### Document excerpt
** Begin **

Why do people get jealous? According to scientists, this is a normal emotion closely related to how we select and keep partners. As personal strategies evolve differently for everyone, jealousy also differs in many ways.

Fatherhood was essential in Agrarian society with the hereditary transmission of pieces of land; therefore, men are more hurt by physical betrayal. For an Agrarian woman, the key was to keep a partner with her to provide for herself and her offspring, so physical betrayal hurt less, but mental, threatening to leave hurt more.

But we no longer live in an Agrarian society, women provide for themselves, and even monogamy has evolved from "one partner for life" to "one partner at a time." And there are doubts about whether monogamy is possible at all, too.

How jealousy manifests itself in men and women

Evolving emotional reactions do not change as quickly as societal environments, creating a psychological paradox: feeling jealous but discouraged from showing it.

More precisely, we can, but only for decorative purposes. "It must have been your other girlfriend," can be said exclusively with a pout, followed by faking being mad, just to show that you’re not as unapproachable as it seemed. Acts of jealousy can be interpreted as clingy or hysterical behavior in women.

Acts of jealousy can be interpreted as clingy or hysterical behavior in women. Feelings of pain and humiliation in women are more often transformed into self—hatred, in men - into a threat to masculinity and, sometimes, revenge

Male jealousy can prompt assertive behaviors, like raised brows, to challenge love rivals and increase the romantic pursuit of their love interests.

These cinematic passions, of course, have little to do with experiencing jealousy. Science is almost certain: the opinion that jealousy equals love has no proof.

Scientists have investigated revenge fantasies associated with jealousy in men and women, finding a gender difference. Men are much more likely to fantasize about revenge (judging by criminal statistics, they are much more likely to carry it out). Women also experience resentment and pain but often find revenge meaningless. The reason is the public expectations of "masculinity" and "femininity.” The latter is stereotyped as: gentle, understanding, loving, and soft. Cutting up his suits and beating his new girlfriend is not “ladylike.” Masculinity is expected to be earned and maintained by assertive and violent behavior promoting rival superiority. Sociologists know that the number of jealousy-related crimes directly correlates with how society is built on a rigid hierarchical competition of men.

As Voltaire said: "Jealousy commits more crimes than greed and ambition together."  We live in the XXI century, and fighting your competitors to win a beautiful lady’s heart is no longer romantic but criminally punishable. Changes in societal norms show that jealousy is connected not only with the partner's behaviour, but also with what is considered acceptable.

** End **

### Data rows

** Begin **

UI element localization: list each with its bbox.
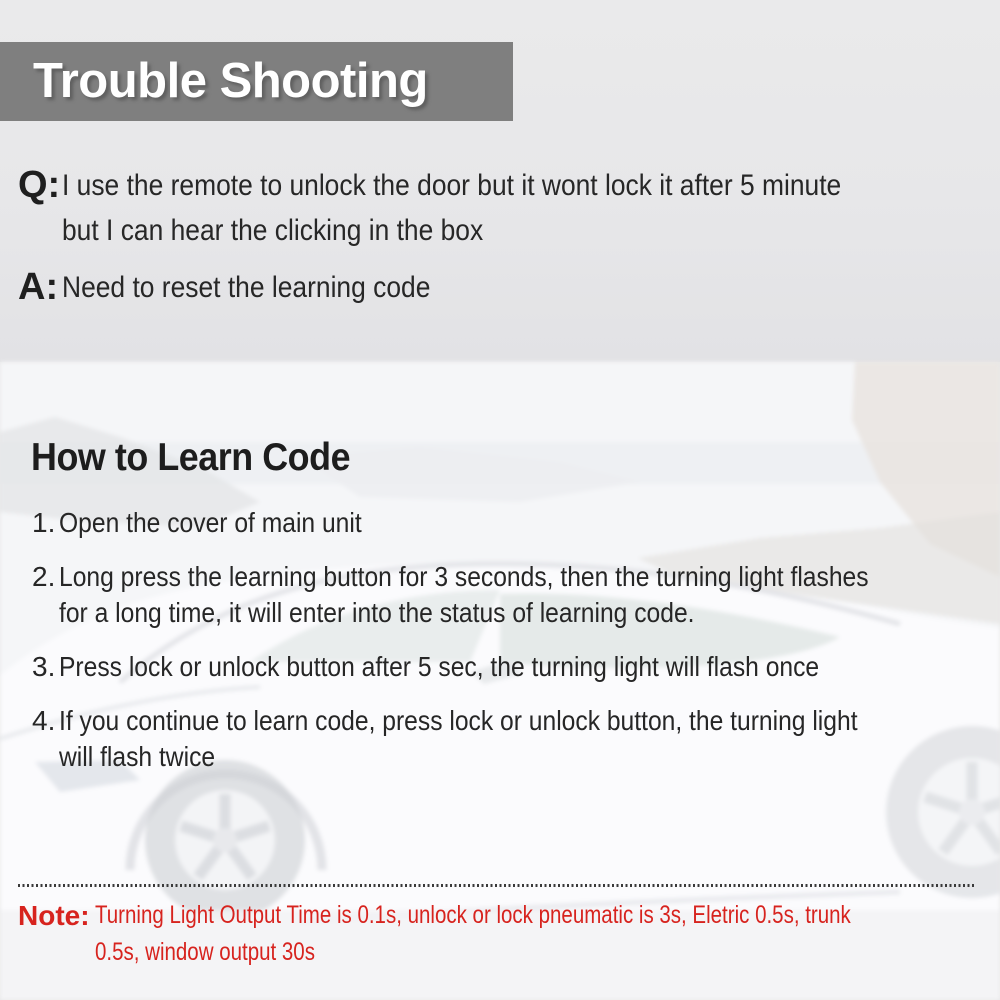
question-line-2: but I can hear the clicking in the box bbox=[62, 214, 484, 247]
step-item-1 bbox=[32, 505, 992, 541]
steps-list bbox=[32, 505, 992, 793]
note-section bbox=[18, 897, 988, 971]
step-line: If you continue to learn code, press lock or unlock button, the turning light bbox=[59, 705, 858, 736]
step-item-2 bbox=[32, 559, 992, 631]
answer-text-wrap bbox=[62, 265, 988, 310]
step-number: 1. bbox=[32, 507, 56, 538]
note-line-1: Turning Light Output Time is 0.1s, unlock or lock pneumatic is 3s, Eletric 0.5s, trunk bbox=[95, 901, 851, 929]
step-line: Long press the learning button for 3 seconds, then the turning light flashes bbox=[59, 561, 869, 592]
step-text bbox=[59, 703, 992, 775]
answer-text: Need to reset the learning code bbox=[62, 271, 431, 304]
step-line: Press lock or unlock button after 5 sec, the turning light will flash once bbox=[59, 651, 820, 682]
question-line-1: I use the remote to unlock the door but it wont lock it after 5 minute bbox=[62, 169, 842, 202]
step-line: will flash twice bbox=[59, 741, 216, 772]
step-number: 3. bbox=[32, 651, 56, 682]
dotted-divider bbox=[18, 884, 974, 887]
step-text bbox=[59, 649, 992, 685]
step-text bbox=[59, 559, 992, 631]
note-line-2: 0.5s, window output 30s bbox=[95, 938, 315, 966]
note-label: Note: bbox=[18, 900, 90, 931]
step-item-3 bbox=[32, 649, 992, 685]
qa-section bbox=[18, 163, 988, 310]
title-banner bbox=[0, 42, 513, 121]
step-line: for a long time, it will enter into the status of learning code. bbox=[59, 597, 695, 628]
answer-row bbox=[18, 265, 988, 310]
question-label: Q: bbox=[18, 164, 61, 206]
step-number: 2. bbox=[32, 561, 56, 592]
step-number: 4. bbox=[32, 705, 56, 736]
question-row bbox=[18, 163, 988, 253]
section-title-how-to-learn-code: How to Learn Code bbox=[31, 436, 351, 479]
answer-label: A: bbox=[18, 266, 59, 308]
step-item-4 bbox=[32, 703, 992, 775]
note-text bbox=[95, 897, 1000, 971]
page-title: Trouble Shooting bbox=[33, 54, 428, 108]
step-line: Open the cover of main unit bbox=[59, 507, 362, 538]
question-text bbox=[62, 163, 988, 253]
step-text bbox=[59, 505, 992, 541]
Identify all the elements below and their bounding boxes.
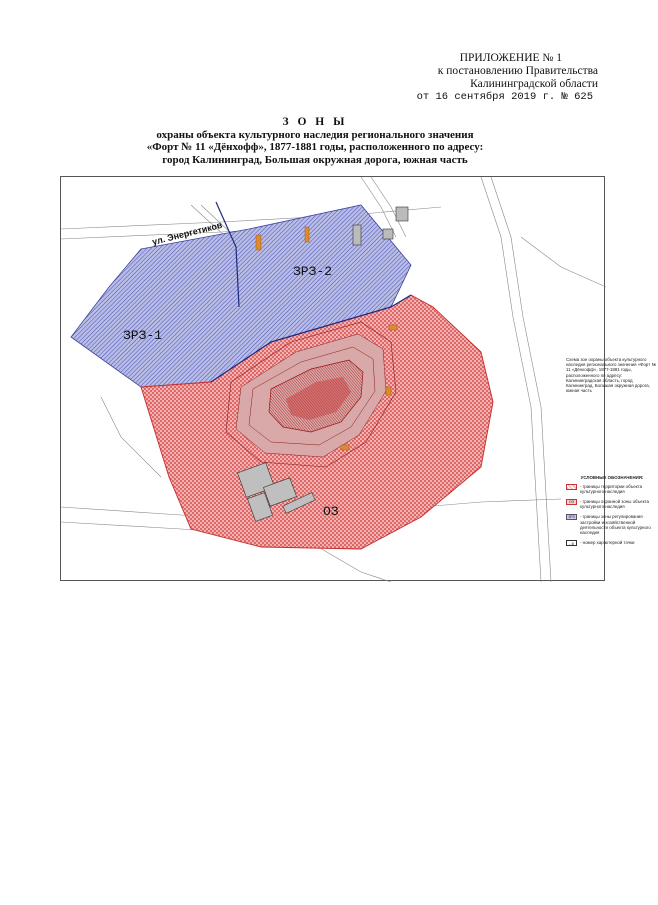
map-legend xyxy=(566,357,658,551)
appendix-block xyxy=(417,52,598,104)
legend-item-text: - границы зоны регулирования застройки и хозяйственной деятельности объекта культурного наследия xyxy=(580,514,651,536)
title-line-1: охраны объекта культурного наследия регионального значения xyxy=(156,128,474,141)
zones-map xyxy=(60,176,657,581)
zone-label-oz: ОЗ xyxy=(323,504,339,519)
title-heading: З О Н Ы xyxy=(282,116,348,128)
legend-item xyxy=(566,514,658,535)
appendix-number: ПРИЛОЖЕНИЕ № 1 xyxy=(459,52,562,64)
appendix-region: Калининградской области xyxy=(470,78,598,90)
legend-item xyxy=(566,540,658,546)
appendix-decree: к постановлению Правительства xyxy=(437,65,598,77)
regulation-zone-swatch-icon: ЗРЗ xyxy=(566,514,577,520)
title-line-2: «Форт № 11 «Дёнхофф», 1877-1881 годы, расположенного по адресу: xyxy=(146,141,484,153)
protection-zone-swatch-icon: ОЗ xyxy=(566,499,577,505)
legend-item xyxy=(566,484,658,494)
legend-item xyxy=(566,499,658,509)
legend-item-text: - границы охранной зоны объекта культурного наследия xyxy=(580,499,649,510)
point-number-swatch-icon: - 8 xyxy=(566,540,577,546)
appendix-date-number: от 16 сентября 2019 г. № 625 xyxy=(416,91,593,103)
legend-caption: Схема зон охраны объекта культурного наследия регионального значения «Форт № 11 «Дёнхофф», 1877-1881 годы, расположенного по адресу: Калининградская область, город Калининград, Большая окружная дорога, южная часть xyxy=(566,357,657,394)
legend-heading: УСЛОВНЫЕ ОБОЗНАЧЕНИЯ: xyxy=(580,475,644,481)
legend-item-text: - границы территории объекта культурного наследия xyxy=(580,483,643,494)
zone-label-zrz1: ЗРЗ-1 xyxy=(123,328,163,343)
object-territory-swatch-icon xyxy=(566,484,577,490)
zone-label-zrz2: ЗРЗ-2 xyxy=(293,264,333,279)
legend-item-text: - номер характерной точки xyxy=(580,540,635,546)
document-title xyxy=(120,116,510,166)
street-label: ул. Энергетиков xyxy=(151,219,224,247)
title-line-3: город Калининград, Большая окружная дорога, южная часть xyxy=(162,153,468,166)
map-drawing xyxy=(61,177,606,582)
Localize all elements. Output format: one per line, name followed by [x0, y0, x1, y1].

** End **

### Challenges
(1) Indicate whether each statement below agrees with the article on jealousy. For each, answer yes or no and quote the words of the article that decide it.
(a) In Agrarian society, men were more hurt by physical betrayal.
(b) Science has shown that jealousy equals love.
(c) Women are more likely than men to fantasize about revenge.
(2) According to the article on jealousy, how has monogamy evolved?
(3) Resume the article on jealousy, continuing on from its final sentence.

### Answers
(1)
(a) Yes: "men are more hurt by physical betrayal."
(b) No: "the opinion that jealousy equals love has no proof."
(c) No: "Men are much more likely to fantasize about revenge"

(2) It has evolved from "one partner for life" to "one partner at a time."

(3)
How to get rid of jealousy: new social norms

A hard pill to swallow is that you don’t own anyone. Thanks to my experience with dating sites, I learned that the norms of "fidelity" vary greatly. In the UK, where I currently live, it is considered not only customary but also very reasonable not to quit dating before the conversation: "Would you like to be exclusive?". And even this question is inappropriate before a couple of months of dating. Attempts to demand exclusivity after the first sex are perceived as wildness and lack of boundaries. 

This means that many believe it is acceptable to see multiple partners at the beginning of dating someone.

Jealousy is really pushed out of the early dating period due to perceptions like "my body - my choice” and "sex is not the same as a relationship." We stopped getting married as virgins: I would find it extremely weird if some man negatively reacted to the fact that I am not a virgin.

Expand your border. There are more and more variants of non-monogamous relationships: from open marriage to swinging, from polygamy to polyamory. People are constantly looking for a solution to preserve a financially savvy relationship and revive the attraction naturally fading in a long-term relationship. Polyamores go the furthest in an attempt to find a cure for jealousy: they explore the concept of compersion, namely the enjoyment of the fact that your loved one experiences pleasure. Until an exclusive relationship is officially established, you must understand potential partners may choose to see other people.

Speak up. Perhaps that wonderful day will come when the world of "Who is she!" meets the world of compersion. Still, until that happens, it is important to remember that jealousy is based on our self-esteem and expectations from the relationship. And if the first is our personal thing to deal with, then the second should be discussed with your partner. So do it. Otherwise, you’ll end up staring at their “online” status in the middle of the night, overthinking why this is happening.